▶ _TASK_: From the line with "What text is on this page?" through the final line, transcribe the material below character for character; include no other lines.
**** DATA RECORDS ****
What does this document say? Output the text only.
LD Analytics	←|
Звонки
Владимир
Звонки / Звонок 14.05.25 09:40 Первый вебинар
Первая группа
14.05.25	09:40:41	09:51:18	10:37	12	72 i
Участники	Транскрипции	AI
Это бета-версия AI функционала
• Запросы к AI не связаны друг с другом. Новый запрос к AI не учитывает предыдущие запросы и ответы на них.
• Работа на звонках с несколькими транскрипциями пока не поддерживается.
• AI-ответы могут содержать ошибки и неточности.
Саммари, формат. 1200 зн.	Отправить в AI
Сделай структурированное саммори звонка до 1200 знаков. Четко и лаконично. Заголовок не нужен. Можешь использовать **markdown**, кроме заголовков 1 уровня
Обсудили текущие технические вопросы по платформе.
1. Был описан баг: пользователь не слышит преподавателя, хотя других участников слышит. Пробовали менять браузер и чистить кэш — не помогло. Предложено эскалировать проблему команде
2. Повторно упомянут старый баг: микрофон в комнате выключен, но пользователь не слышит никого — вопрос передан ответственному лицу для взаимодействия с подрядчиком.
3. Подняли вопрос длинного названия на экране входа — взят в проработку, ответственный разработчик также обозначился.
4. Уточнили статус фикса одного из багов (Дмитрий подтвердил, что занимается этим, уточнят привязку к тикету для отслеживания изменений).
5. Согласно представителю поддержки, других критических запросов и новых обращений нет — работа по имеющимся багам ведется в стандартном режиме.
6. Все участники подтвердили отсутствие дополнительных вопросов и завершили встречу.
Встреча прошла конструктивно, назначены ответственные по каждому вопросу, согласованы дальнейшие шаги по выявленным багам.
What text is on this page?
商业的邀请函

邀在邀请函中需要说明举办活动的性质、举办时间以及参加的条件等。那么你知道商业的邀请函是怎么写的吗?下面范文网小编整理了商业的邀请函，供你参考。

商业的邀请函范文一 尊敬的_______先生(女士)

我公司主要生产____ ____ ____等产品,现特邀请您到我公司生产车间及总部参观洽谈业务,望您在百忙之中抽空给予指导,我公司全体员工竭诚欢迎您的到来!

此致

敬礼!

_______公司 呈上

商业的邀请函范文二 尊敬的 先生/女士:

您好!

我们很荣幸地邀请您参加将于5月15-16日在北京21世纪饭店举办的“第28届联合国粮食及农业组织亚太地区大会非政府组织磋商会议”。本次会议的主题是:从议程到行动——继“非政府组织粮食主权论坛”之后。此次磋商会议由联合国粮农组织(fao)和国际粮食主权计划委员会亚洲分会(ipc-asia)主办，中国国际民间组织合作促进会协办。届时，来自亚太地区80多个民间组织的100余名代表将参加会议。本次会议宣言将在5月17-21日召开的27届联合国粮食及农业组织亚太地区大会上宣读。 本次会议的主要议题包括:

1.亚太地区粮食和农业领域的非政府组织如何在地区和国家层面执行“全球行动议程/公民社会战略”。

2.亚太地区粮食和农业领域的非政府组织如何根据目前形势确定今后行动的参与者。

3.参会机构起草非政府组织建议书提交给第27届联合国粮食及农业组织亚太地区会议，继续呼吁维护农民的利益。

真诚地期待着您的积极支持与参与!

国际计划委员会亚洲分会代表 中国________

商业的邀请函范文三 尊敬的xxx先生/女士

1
****
▶ _THE RESPONSE_:
What text is on this page?
商业的邀请函

邀在邀请函中需要说明举办活动的性质、举办时间以及参加的条件等。那么你知道商业的邀请函是怎么写的吗?下面范文网小编整理了商业的邀请函，供你参考。

商业的邀请函范文一 尊敬的_______先生(女士)

我公司主要生产____ ____ ____等产品,现特邀请您到我公司生产车间及总部参观洽谈业务,望您在百忙之中抽空给予指导,我公司全体员工竭诚欢迎您的到来!

此致

敬礼!

_______公司 呈上

商业的邀请函范文二 尊敬的 先生/女士:

您好!

我们很荣幸地邀请您参加将于5月15-16日在北京21世纪饭店举办的“第28届联合国粮食及农业组织亚太地区大会非政府组织磋商会议”。本次会议的主题是:从议程到行动——继“非政府组织粮食主权论坛”之后。此次磋商会议由联合国粮农组织(fao)和国际粮食主权计划委员会亚洲分会(ipc-asia)主办，中国国际民间组织合作促进会协办。届时，来自亚太地区80多个民间组织的100余名代表将参加会议。本次会议宣言将在5月17-21日召开的27届联合国粮食及农业组织亚太地区大会上宣读。 本次会议的主要议题包括:

1.亚太地区粮食和农业领域的非政府组织如何在地区和国家层面执行“全球行动议程/公民社会战略”。

2.亚太地区粮食和农业领域的非政府组织如何根据目前形势确定今后行动的参与者。

3.参会机构起草非政府组织建议书提交给第27届联合国粮食及农业组织亚太地区会议，继续呼吁维护农民的利益。

真诚地期待着您的积极支持与参与!

国际计划委员会亚洲分会代表 中国________

商业的邀请函范文三 尊敬的xxx先生/女士

1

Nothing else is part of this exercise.